* **Dataset rows about figures**
— Start —
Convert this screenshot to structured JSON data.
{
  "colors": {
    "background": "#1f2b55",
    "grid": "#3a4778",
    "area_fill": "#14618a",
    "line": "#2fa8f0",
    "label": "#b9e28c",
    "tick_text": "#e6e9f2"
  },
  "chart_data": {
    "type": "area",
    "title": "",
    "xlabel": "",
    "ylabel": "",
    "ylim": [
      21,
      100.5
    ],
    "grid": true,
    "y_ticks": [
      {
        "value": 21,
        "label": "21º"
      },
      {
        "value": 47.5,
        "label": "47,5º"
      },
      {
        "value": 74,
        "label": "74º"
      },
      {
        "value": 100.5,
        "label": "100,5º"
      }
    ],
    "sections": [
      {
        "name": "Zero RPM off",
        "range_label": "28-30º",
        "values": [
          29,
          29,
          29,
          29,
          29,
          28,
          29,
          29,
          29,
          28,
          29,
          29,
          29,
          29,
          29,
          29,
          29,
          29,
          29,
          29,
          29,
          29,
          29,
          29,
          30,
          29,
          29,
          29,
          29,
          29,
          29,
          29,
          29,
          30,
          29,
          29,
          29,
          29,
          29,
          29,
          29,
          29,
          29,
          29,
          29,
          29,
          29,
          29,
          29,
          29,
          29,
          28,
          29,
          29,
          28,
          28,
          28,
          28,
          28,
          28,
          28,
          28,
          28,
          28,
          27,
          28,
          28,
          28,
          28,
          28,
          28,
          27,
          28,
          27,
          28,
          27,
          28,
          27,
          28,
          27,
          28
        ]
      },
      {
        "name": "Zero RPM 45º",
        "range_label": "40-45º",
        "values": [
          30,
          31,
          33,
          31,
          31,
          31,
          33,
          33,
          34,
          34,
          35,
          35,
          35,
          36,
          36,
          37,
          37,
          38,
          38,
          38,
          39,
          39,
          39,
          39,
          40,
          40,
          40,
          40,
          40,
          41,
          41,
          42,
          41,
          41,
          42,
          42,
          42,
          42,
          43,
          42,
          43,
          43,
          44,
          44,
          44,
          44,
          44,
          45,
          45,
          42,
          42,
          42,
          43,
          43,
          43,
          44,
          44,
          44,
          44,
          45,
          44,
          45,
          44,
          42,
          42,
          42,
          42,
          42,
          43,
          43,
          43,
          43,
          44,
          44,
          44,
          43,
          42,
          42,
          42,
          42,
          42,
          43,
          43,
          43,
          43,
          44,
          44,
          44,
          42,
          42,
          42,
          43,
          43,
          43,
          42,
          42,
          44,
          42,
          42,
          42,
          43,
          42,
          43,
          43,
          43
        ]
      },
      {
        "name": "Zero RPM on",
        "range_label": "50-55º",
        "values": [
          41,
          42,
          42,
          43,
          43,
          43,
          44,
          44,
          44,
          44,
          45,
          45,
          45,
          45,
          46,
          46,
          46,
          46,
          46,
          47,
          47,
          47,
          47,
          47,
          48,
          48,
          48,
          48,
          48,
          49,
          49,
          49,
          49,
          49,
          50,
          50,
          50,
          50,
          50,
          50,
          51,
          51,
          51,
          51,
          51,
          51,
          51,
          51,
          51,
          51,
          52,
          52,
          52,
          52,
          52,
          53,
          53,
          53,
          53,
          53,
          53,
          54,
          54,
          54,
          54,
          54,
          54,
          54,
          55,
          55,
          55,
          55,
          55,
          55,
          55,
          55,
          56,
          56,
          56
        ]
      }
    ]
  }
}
— End —
* **EXERCISE PROMPT**
Repeat back the data above, exact to the last character.

* **CORRECT OUTPUT**
Convert this screenshot to structured JSON data.
{
  "colors": {
    "background": "#1f2b55",
    "grid": "#3a4778",
    "area_fill": "#14618a",
    "line": "#2fa8f0",
    "label": "#b9e28c",
    "tick_text": "#e6e9f2"
  },
  "chart_data": {
    "type": "area",
    "title": "",
    "xlabel": "",
    "ylabel": "",
    "ylim": [
      21,
      100.5
    ],
    "grid": true,
    "y_ticks": [
      {
        "value": 21,
        "label": "21º"
      },
      {
        "value": 47.5,
        "label": "47,5º"
      },
      {
        "value": 74,
        "label": "74º"
      },
      {
        "value": 100.5,
        "label": "100,5º"
      }
    ],
    "sections": [
      {
        "name": "Zero RPM off",
        "range_label": "28-30º",
        "values": [
          29,
          29,
          29,
          29,
          29,
          28,
          29,
          29,
          29,
          28,
          29,
          29,
          29,
          29,
          29,
          29,
          29,
          29,
          29,
          29,
          29,
          29,
          29,
          29,
          30,
          29,
          29,
          29,
          29,
          29,
          29,
          29,
          29,
          30,
          29,
          29,
          29,
          29,
          29,
          29,
          29,
          29,
          29,
          29,
          29,
          29,
          29,
          29,
          29,
          29,
          29,
          28,
          29,
          29,
          28,
          28,
          28,
          28,
          28,
          28,
          28,
          28,
          28,
          28,
          27,
          28,
          28,
          28,
          28,
          28,
          28,
          27,
          28,
          27,
          28,
          27,
          28,
          27,
          28,
          27,
          28
        ]
      },
      {
        "name": "Zero RPM 45º",
        "range_label": "40-45º",
        "values": [
          30,
          31,
          33,
          31,
          31,
          31,
          33,
          33,
          34,
          34,
          35,
          35,
          35,
          36,
          36,
          37,
          37,
          38,
          38,
          38,
          39,
          39,
          39,
          39,
          40,
          40,
          40,
          40,
          40,
          41,
          41,
          42,
          41,
          41,
          42,
          42,
          42,
          42,
          43,
          42,
          43,
          43,
          44,
          44,
          44,
          44,
          44,
          45,
          45,
          42,
          42,
          42,
          43,
          43,
          43,
          44,
          44,
          44,
          44,
          45,
          44,
          45,
          44,
          42,
          42,
          42,
          42,
          42,
          43,
          43,
          43,
          43,
          44,
          44,
          44,
          43,
          42,
          42,
          42,
          42,
          42,
          43,
          43,
          43,
          43,
          44,
          44,
          44,
          42,
          42,
          42,
          43,
          43,
          43,
          42,
          42,
          44,
          42,
          42,
          42,
          43,
          42,
          43,
          43,
          43
        ]
      },
      {
        "name": "Zero RPM on",
        "range_label": "50-55º",
        "values": [
          41,
          42,
          42,
          43,
          43,
          43,
          44,
          44,
          44,
          44,
          45,
          45,
          45,
          45,
          46,
          46,
          46,
          46,
          46,
          47,
          47,
          47,
          47,
          47,
          48,
          48,
          48,
          48,
          48,
          49,
          49,
          49,
          49,
          49,
          50,
          50,
          50,
          50,
          50,
          50,
          51,
          51,
          51,
          51,
          51,
          51,
          51,
          51,
          51,
          51,
          52,
          52,
          52,
          52,
          52,
          53,
          53,
          53,
          53,
          53,
          53,
          54,
          54,
          54,
          54,
          54,
          54,
          54,
          55,
          55,
          55,
          55,
          55,
          55,
          55,
          55,
          56,
          56,
          56
        ]
      }
    ]
  }
}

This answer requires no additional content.